▶ [What this task involves]
Leave the pictures out and transcribe every record exactly.

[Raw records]
======

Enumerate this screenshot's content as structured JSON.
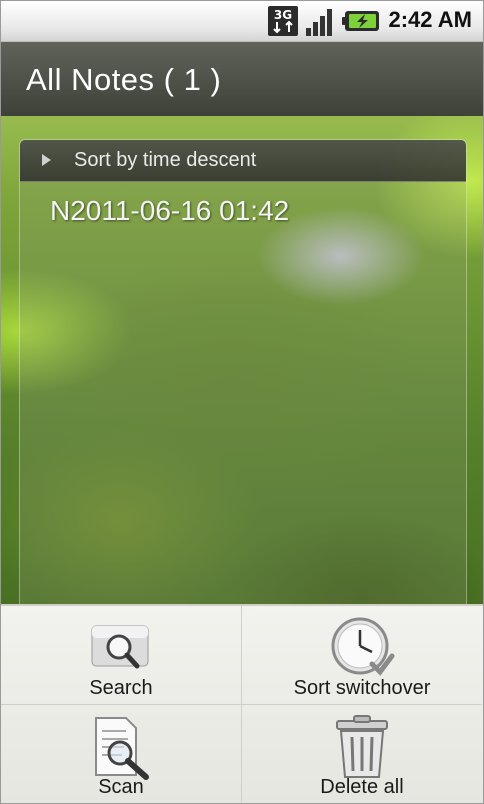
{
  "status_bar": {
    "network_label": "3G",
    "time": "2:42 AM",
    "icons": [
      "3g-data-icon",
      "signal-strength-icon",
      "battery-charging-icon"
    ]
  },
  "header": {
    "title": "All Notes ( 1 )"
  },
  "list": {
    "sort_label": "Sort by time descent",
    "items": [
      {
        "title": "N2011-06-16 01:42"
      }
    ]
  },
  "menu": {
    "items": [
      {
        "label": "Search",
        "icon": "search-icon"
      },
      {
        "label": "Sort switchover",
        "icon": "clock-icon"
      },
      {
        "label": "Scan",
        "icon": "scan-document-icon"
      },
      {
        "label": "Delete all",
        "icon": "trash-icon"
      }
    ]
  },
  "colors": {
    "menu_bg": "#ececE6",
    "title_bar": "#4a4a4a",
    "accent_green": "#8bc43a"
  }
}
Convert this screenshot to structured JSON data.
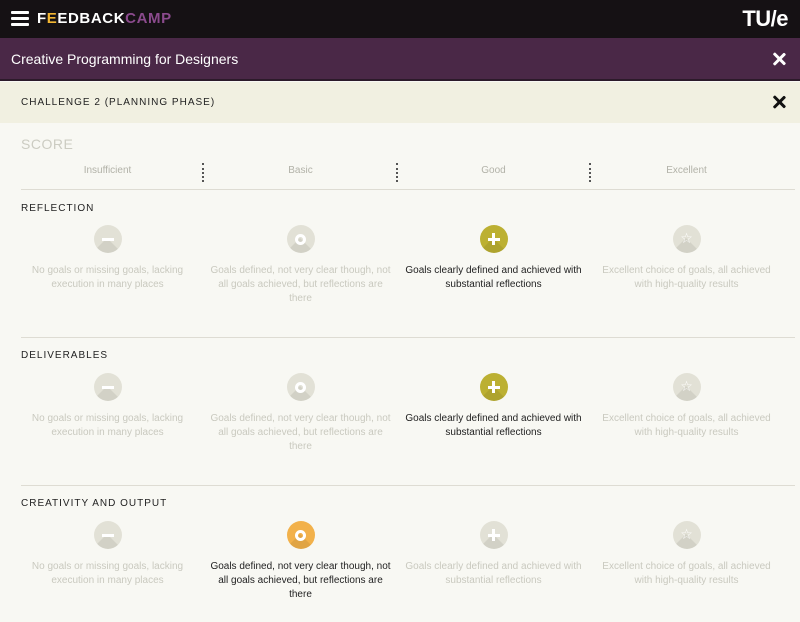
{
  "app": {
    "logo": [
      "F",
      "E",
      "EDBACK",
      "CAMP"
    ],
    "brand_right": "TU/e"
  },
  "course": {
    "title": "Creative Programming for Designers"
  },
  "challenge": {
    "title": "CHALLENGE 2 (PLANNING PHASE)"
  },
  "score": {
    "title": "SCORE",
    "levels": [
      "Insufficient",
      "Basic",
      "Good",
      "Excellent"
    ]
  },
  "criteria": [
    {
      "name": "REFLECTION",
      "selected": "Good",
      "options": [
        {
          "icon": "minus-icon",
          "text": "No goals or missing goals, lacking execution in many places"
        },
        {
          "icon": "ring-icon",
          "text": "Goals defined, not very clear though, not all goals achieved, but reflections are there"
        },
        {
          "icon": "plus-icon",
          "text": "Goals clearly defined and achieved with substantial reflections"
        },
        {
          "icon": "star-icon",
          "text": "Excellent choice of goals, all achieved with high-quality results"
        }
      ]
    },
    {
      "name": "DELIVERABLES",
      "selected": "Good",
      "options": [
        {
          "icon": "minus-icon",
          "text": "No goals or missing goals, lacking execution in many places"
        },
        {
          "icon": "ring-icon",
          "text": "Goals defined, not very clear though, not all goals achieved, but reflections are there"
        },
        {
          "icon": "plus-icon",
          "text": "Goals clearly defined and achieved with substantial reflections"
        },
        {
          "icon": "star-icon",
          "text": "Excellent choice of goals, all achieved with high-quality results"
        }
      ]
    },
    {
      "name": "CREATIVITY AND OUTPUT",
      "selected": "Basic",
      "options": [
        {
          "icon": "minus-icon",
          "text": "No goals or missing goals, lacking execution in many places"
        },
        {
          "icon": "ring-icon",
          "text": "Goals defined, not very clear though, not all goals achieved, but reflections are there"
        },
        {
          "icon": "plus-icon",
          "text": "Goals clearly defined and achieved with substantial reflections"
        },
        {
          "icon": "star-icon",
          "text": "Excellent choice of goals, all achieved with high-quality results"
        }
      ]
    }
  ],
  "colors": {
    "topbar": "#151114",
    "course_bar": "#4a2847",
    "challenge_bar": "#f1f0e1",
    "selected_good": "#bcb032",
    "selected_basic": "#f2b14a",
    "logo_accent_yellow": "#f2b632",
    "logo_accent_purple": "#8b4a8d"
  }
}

======

▶ [Solution below]
Enumerate this screenshot's content as structured JSON.
{
  "status_bar": {
    "network_label": "3G",
    "time": "2:42 AM",
    "icons": [
      "3g-data-icon",
      "signal-strength-icon",
      "battery-charging-icon"
    ]
  },
  "header": {
    "title": "All Notes ( 1 )"
  },
  "list": {
    "sort_label": "Sort by time descent",
    "items": [
      {
        "title": "N2011-06-16 01:42"
      }
    ]
  },
  "menu": {
    "items": [
      {
        "label": "Search",
        "icon": "search-icon"
      },
      {
        "label": "Sort switchover",
        "icon": "clock-icon"
      },
      {
        "label": "Scan",
        "icon": "scan-document-icon"
      },
      {
        "label": "Delete all",
        "icon": "trash-icon"
      }
    ]
  },
  "colors": {
    "menu_bg": "#ececE6",
    "title_bar": "#4a4a4a",
    "accent_green": "#8bc43a"
  }
}
Convert this screenshot to structured JSON data.
{
  "app": {
    "logo": [
      "F",
      "E",
      "EDBACK",
      "CAMP"
    ],
    "brand_right": "TU/e"
  },
  "course": {
    "title": "Creative Programming for Designers"
  },
  "challenge": {
    "title": "CHALLENGE 2 (PLANNING PHASE)"
  },
  "score": {
    "title": "SCORE",
    "levels": [
      "Insufficient",
      "Basic",
      "Good",
      "Excellent"
    ]
  },
  "criteria": [
    {
      "name": "REFLECTION",
      "selected": "Good",
      "options": [
        {
          "icon": "minus-icon",
          "text": "No goals or missing goals, lacking execution in many places"
        },
        {
          "icon": "ring-icon",
          "text": "Goals defined, not very clear though, not all goals achieved, but reflections are there"
        },
        {
          "icon": "plus-icon",
          "text": "Goals clearly defined and achieved with substantial reflections"
        },
        {
          "icon": "star-icon",
          "text": "Excellent choice of goals, all achieved with high-quality results"
        }
      ]
    },
    {
      "name": "DELIVERABLES",
      "selected": "Good",
      "options": [
        {
          "icon": "minus-icon",
          "text": "No goals or missing goals, lacking execution in many places"
        },
        {
          "icon": "ring-icon",
          "text": "Goals defined, not very clear though, not all goals achieved, but reflections are there"
        },
        {
          "icon": "plus-icon",
          "text": "Goals clearly defined and achieved with substantial reflections"
        },
        {
          "icon": "star-icon",
          "text": "Excellent choice of goals, all achieved with high-quality results"
        }
      ]
    },
    {
      "name": "CREATIVITY AND OUTPUT",
      "selected": "Basic",
      "options": [
        {
          "icon": "minus-icon",
          "text": "No goals or missing goals, lacking execution in many places"
        },
        {
          "icon": "ring-icon",
          "text": "Goals defined, not very clear though, not all goals achieved, but reflections are there"
        },
        {
          "icon": "plus-icon",
          "text": "Goals clearly defined and achieved with substantial reflections"
        },
        {
          "icon": "star-icon",
          "text": "Excellent choice of goals, all achieved with high-quality results"
        }
      ]
    }
  ],
  "colors": {
    "topbar": "#151114",
    "course_bar": "#4a2847",
    "challenge_bar": "#f1f0e1",
    "selected_good": "#bcb032",
    "selected_basic": "#f2b14a",
    "logo_accent_yellow": "#f2b632",
    "logo_accent_purple": "#8b4a8d"
  }
}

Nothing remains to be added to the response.